GIVEN PROBLEM => Scan the entries below. List each line with "바랍니다".

[Data entries]
########################################
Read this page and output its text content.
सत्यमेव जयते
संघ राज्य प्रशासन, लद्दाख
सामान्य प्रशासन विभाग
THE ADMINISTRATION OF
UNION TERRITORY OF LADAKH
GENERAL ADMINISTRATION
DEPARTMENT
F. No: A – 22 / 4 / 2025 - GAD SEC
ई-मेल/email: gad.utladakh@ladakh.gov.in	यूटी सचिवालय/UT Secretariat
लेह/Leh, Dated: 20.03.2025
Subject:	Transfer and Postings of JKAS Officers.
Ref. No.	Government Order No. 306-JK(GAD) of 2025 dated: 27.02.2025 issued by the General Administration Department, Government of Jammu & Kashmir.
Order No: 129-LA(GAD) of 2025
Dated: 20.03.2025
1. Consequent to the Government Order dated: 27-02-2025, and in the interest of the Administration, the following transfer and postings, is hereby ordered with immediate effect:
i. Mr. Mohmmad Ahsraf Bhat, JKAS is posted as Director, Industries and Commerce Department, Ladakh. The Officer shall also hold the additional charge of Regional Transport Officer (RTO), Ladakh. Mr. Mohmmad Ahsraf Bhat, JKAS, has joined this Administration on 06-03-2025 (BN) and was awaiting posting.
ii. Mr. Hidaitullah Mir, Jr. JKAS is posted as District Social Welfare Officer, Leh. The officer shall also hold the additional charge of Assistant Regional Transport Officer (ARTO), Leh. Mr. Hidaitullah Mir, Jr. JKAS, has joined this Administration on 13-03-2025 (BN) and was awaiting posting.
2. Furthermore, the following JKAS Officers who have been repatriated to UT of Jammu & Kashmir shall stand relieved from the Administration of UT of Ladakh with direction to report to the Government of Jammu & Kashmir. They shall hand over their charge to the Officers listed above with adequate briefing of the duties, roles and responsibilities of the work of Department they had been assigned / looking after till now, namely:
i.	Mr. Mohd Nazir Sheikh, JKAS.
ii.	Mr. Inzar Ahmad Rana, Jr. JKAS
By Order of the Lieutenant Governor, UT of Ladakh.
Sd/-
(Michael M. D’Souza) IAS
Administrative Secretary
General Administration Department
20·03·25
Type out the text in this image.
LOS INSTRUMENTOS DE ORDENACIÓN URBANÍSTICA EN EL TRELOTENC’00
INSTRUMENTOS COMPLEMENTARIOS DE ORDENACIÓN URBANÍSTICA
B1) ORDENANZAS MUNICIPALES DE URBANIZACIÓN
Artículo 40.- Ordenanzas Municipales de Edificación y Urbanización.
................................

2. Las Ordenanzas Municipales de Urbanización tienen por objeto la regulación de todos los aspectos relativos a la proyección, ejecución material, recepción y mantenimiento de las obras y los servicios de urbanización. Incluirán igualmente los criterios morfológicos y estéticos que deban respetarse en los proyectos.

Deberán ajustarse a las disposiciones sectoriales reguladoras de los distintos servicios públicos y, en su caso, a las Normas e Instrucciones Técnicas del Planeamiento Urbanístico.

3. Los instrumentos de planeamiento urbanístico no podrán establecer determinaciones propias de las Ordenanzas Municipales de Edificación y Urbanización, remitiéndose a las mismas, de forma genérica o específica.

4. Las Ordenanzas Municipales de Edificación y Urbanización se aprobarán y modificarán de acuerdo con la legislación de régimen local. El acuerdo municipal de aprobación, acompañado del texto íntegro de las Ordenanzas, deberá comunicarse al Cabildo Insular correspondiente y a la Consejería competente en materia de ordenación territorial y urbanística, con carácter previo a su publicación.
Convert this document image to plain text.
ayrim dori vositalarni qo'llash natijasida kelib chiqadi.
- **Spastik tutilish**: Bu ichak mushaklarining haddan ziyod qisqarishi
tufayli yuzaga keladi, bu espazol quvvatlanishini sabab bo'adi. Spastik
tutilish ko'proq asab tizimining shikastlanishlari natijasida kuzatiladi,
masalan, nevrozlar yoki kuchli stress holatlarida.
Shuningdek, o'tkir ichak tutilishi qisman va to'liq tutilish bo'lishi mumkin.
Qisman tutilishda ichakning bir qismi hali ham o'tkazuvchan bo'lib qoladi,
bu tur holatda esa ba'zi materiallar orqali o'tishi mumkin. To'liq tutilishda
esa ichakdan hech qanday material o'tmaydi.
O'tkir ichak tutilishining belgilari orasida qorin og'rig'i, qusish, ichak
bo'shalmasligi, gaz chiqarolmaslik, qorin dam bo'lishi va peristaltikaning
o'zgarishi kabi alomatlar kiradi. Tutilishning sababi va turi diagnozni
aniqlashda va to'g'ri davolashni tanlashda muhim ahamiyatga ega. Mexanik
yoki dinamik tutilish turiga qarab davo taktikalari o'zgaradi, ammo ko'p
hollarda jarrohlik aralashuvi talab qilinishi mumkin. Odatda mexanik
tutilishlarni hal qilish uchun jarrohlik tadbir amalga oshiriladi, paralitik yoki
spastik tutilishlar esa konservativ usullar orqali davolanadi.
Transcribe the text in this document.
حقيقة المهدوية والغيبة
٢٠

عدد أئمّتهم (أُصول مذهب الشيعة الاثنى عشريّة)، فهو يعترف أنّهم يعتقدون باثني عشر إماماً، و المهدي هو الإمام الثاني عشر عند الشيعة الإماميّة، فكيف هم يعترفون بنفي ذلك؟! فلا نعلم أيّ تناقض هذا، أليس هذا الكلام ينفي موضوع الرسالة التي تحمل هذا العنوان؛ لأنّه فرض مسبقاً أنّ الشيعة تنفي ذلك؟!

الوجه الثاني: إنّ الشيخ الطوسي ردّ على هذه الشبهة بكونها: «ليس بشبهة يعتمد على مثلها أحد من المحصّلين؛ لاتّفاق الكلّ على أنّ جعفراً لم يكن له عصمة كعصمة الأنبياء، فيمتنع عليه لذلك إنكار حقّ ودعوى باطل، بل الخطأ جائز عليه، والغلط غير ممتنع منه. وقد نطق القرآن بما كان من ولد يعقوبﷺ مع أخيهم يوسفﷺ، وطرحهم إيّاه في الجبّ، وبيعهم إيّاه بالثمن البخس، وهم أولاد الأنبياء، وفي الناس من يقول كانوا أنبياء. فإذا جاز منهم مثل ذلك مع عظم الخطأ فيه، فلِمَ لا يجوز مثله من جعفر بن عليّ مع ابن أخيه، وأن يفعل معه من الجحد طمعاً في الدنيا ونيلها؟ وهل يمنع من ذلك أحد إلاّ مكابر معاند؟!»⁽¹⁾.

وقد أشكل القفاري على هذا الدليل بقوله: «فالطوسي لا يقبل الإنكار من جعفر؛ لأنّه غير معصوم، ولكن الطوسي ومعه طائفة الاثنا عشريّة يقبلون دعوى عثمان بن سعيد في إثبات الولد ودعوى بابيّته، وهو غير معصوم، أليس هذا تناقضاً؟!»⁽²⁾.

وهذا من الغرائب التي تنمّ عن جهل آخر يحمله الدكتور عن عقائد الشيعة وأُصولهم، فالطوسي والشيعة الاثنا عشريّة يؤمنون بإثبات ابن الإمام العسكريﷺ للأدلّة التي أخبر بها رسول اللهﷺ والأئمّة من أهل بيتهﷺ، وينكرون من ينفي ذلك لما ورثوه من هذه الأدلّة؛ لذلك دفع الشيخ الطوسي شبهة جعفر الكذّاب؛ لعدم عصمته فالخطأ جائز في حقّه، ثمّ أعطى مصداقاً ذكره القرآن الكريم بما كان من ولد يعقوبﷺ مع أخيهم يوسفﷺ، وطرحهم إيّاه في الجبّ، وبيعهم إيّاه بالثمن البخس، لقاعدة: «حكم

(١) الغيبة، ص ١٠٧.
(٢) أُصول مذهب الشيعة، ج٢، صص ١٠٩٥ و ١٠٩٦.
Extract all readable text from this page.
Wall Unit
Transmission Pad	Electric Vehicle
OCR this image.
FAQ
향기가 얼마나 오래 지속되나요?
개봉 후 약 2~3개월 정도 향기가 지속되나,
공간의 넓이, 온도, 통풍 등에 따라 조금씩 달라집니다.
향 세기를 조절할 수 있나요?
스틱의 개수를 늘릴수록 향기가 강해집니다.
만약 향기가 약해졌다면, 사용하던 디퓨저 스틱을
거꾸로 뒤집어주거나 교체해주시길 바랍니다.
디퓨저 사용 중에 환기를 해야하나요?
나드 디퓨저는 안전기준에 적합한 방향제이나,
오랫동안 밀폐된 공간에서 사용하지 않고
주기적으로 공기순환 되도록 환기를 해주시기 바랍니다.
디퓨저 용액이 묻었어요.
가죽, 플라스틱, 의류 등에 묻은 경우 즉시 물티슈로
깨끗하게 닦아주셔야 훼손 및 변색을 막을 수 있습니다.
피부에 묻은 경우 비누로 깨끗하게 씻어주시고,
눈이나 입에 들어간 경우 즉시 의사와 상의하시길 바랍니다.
########################################
RESULT OF THE TASK =>
거꾸로 뒤집어주거나 교체해주시길 바랍니다.
주기적으로 공기순환 되도록 환기를 해주시기 바랍니다.
눈이나 입에 들어간 경우 즉시 의사와 상의하시길 바랍니다.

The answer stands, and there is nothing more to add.